(Lines of data)

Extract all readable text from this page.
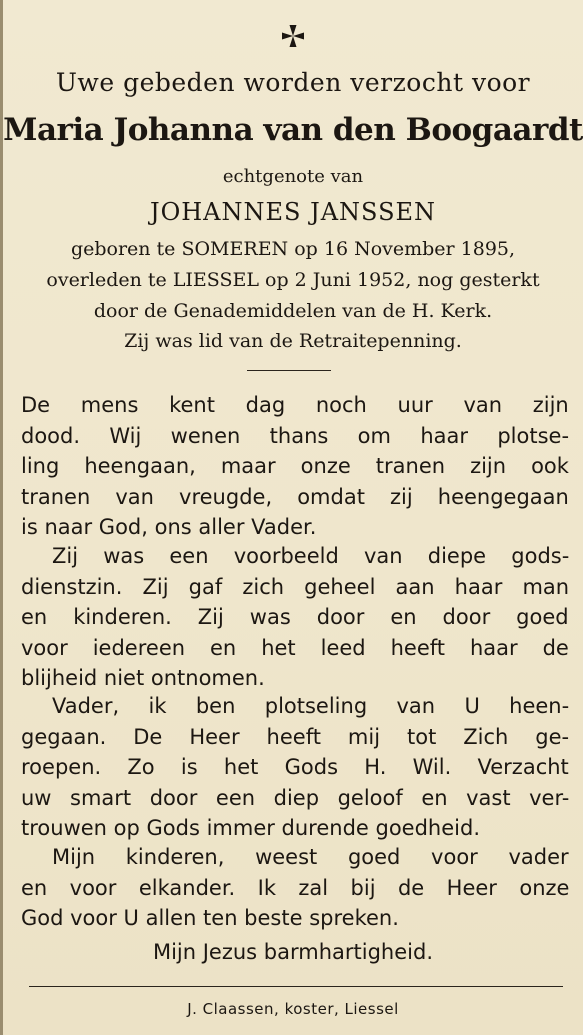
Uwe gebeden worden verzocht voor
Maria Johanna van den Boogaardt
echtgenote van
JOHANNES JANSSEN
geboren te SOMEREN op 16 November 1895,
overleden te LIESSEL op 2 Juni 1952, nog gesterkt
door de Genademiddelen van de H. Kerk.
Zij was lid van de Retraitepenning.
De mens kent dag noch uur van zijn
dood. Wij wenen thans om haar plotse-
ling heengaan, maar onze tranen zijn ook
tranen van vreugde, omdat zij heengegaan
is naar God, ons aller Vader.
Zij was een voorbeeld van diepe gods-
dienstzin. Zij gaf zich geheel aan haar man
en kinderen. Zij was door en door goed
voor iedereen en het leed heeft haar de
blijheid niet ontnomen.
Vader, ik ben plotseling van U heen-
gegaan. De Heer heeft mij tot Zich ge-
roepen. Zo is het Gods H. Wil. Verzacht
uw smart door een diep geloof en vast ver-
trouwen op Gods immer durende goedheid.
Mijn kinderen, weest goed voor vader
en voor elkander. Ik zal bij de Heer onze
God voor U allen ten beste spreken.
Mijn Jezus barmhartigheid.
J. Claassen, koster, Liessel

Brief
How many of the listing's lines contain "haar"? Respond with a single number and nothing else.

Written response
3